* _Tasks to carry out_:
1: Answer these questions using the theater review:
(a) At what address is the Black Swamp Players' home theater?
(b) Who plays Agatha?
(c) What does Agatha compare Huldey's hair to?
2: Reproduce the theater review word for word, starting with "Emilie (Laura Crawford)" and going on through "to her lullabies.".
3: Proceed with the theater review of "The Moors" from the point where it stops.

* _Text section_:
"""

By DAVID DUPONT
BG Independent News
Strange things happen on the moors.
“The moors are a savage place,” one character tells a new arrival.
The mood is oppressive. The beauty and dangers warp reality like funhouse mirror. Even the dog is depressed.
The Black Swamp Players explore “The Moors” by Jen Silverman at their home theater at 115 E. Oak St. in downtown Bowling Green. Showtimes are Friday, Jan. 12, and Saturday Jan. 13 at 8 p.m. and Sunday Jan. 14 at 2 p.m. continuing next weekend with 8 p.m. shows on Jan. 19 and 20 and a 2 p.m. Sunday matinee Jan. 21. Click for tickets.
In this twisted, darkly humorous tribute to the gothic fiction of the Brontë sisters, director Fran Martone strikes the right balance between lurking horror and laugh-out-loud comedy.
Emilie (Laura Crawford) is the stranger greeted with that daunting assessment of the moors. She has come to an old mansion seeking romance only to be caught up in a vortex of warped passions. She has been brought here to be a governess. But there’s no child to greet her and listen to her lullabies.
And Mr. Branwell, whose strangely intimate letters coaxed her here, is nowhere to be found. She comes hoping to find a home after a life of moving from household to household. Each has been the same. The mother loathes her, the father demands sexual favors, and then the child dies of some cruel illness. Emilie moves on. Mr. Branwell’s letters promise to end that cycle.
What Emilie steps into is a household ruled by the dictums of the bitter Agatha (Brandie Culbreath). When she orders the dog to sit, everyone else does as well. We first meet her as she is helping her sister younger Huldey (Samantha Heater) fix her hair, which Agatha compares to an unkempt bird’s nest.
Huldey is a dithering, sentimental sort preoccupied with keeping her diary. This, she believes, makes her a famous author. It is full of her most secret and intimate thoughts, that she’s all too willing to share, thrust upon actually, with anyone. She deems Emilie a prospect for sharing intimate thoughts and is oblivious to the governess rebuffing her.

"""

* _Data shown_:
"""

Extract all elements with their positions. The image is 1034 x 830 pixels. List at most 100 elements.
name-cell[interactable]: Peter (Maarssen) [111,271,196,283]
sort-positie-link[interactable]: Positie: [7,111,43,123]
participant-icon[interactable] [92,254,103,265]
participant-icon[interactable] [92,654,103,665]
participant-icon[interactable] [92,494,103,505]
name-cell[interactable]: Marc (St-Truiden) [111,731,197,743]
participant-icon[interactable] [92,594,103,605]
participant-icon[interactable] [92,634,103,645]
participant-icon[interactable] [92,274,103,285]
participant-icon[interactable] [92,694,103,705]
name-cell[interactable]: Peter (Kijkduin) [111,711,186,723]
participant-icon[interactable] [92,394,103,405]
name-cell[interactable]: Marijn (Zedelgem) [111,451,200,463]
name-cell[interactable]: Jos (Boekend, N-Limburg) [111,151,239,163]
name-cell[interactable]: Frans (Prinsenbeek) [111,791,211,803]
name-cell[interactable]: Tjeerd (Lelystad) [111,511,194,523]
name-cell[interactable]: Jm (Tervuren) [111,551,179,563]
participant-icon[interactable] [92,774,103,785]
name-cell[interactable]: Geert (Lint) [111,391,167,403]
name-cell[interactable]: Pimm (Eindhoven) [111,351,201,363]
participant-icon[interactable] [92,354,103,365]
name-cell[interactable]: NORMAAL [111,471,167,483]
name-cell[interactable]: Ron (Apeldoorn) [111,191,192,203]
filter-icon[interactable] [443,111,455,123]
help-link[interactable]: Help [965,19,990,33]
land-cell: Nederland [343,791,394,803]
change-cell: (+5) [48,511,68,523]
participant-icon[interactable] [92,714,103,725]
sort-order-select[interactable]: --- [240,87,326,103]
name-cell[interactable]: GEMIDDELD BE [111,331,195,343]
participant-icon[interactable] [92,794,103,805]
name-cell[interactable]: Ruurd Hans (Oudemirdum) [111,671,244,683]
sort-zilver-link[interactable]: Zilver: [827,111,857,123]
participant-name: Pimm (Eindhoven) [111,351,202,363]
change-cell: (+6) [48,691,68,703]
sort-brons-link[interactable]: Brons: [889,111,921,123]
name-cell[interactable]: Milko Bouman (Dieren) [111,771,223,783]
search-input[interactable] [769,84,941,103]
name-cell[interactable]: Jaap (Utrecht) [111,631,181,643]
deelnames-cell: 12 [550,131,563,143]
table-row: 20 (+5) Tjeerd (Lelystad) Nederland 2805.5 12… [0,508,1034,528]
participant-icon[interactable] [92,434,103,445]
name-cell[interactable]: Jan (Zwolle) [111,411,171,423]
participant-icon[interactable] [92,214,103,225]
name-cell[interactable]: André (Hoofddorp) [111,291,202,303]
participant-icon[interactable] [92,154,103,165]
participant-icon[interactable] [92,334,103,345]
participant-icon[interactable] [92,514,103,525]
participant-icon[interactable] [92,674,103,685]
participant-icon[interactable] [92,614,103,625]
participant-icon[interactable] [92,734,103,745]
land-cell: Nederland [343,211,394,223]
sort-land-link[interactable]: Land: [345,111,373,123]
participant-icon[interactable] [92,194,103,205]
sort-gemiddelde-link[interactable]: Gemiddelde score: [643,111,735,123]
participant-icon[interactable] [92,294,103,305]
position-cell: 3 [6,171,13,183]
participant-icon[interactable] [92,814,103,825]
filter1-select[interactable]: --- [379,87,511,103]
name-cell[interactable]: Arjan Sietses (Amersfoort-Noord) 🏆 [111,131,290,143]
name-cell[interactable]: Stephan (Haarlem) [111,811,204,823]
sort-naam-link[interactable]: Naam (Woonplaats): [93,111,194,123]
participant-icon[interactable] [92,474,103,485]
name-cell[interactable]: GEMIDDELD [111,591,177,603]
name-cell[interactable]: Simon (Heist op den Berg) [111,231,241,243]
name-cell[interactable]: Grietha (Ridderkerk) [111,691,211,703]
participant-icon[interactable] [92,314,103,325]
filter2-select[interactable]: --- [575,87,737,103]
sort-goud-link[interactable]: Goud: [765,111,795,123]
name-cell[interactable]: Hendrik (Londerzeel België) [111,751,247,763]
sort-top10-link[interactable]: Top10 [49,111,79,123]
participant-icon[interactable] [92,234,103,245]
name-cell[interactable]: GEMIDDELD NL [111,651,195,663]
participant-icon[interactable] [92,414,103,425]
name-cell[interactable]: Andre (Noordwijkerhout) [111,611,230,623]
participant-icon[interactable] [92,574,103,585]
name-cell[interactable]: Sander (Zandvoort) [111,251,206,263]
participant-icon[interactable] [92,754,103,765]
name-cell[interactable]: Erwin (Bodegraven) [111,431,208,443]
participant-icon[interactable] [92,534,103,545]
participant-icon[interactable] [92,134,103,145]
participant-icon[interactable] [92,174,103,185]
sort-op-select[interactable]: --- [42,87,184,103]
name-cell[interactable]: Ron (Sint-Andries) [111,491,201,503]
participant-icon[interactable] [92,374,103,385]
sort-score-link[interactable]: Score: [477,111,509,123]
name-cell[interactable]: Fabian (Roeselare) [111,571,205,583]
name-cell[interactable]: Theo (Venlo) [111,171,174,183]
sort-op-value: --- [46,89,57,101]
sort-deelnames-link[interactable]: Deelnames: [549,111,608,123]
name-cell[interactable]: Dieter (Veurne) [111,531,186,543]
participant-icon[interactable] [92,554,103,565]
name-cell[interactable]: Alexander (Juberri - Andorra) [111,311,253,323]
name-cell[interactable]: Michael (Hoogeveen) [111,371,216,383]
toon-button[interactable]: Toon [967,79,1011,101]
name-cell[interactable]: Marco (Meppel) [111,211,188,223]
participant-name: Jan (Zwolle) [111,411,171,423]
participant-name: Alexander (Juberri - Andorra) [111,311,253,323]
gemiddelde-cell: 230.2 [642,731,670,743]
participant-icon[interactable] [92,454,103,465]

"""

* _Expected results_:
1:
(a) 115 E. Oak St. in downtown Bowling Green
(b) Brandie Culbreath
(c) An unkempt bird's nest

2:
Emilie (Laura Crawford) is the stranger greeted with that daunting assessment of the moors. She has come to an old mansion seeking romance only to be caught up in a vortex of warped passions. She has been brought here to be a governess. But there’s no child to greet her and listen to her lullabies.

3:
The household also has a parlor maid and a scullery maid, who are actually one woman, Marjory, though she goes by different names depending on her job. Savannah Nine plays the role of the long-suffering Marjory who is either pregnant or has typhus depending again on what her job title happens to be at that moment.
In one piece of cringing comedy, Huldey forces Marjory to dramatize with her an imaginary scene of seduction from her diary. One of the few qualities we know about the mysterious Mr. Branwell is that he had sex with the maids.
The discontents of the household play out as Emilie tries to adjust. She uncovers the passions hidden within Agatha’s bosom and finds she’s been brought to the moors to play a central role in a plot to propagate the family line.
Meanwhile, the family’s mastiff (Dillon Sickels) has urges of his own. Emilie is warned that he is dangerous. He will rip her face off, Agatha tells Emilie. But in the house, he lounges about, until the others leave, and then he step forth to utter poetic, philosophical monologues. Donning a fur robe, Sickels looms at the front of the stage. There’s a heft to him, as if he’d wandered off from some Shakespearean tragedy.
He is lonely until he encounters a moor-hen (Monica Hiris). We have heard of these creatures before – they are the main course for dinner.
The moor-hen has misgivings about flying. Midair she does experience joy, but the take offs and landings are difficult, and indeed, she injures her leg landing.
The Mastiff promises to tend to her. She’s wary. He is big. He eats creatures like her. But he insists his intentions are good. “This is love. This isn’t gravity,” he says.
This unlikely pair’s story plays out in parallel to the unraveling of life in the mansion.
As the passions spin out of control, they resolve in a confirmation of that early assessment. The moors are indeed a savage place.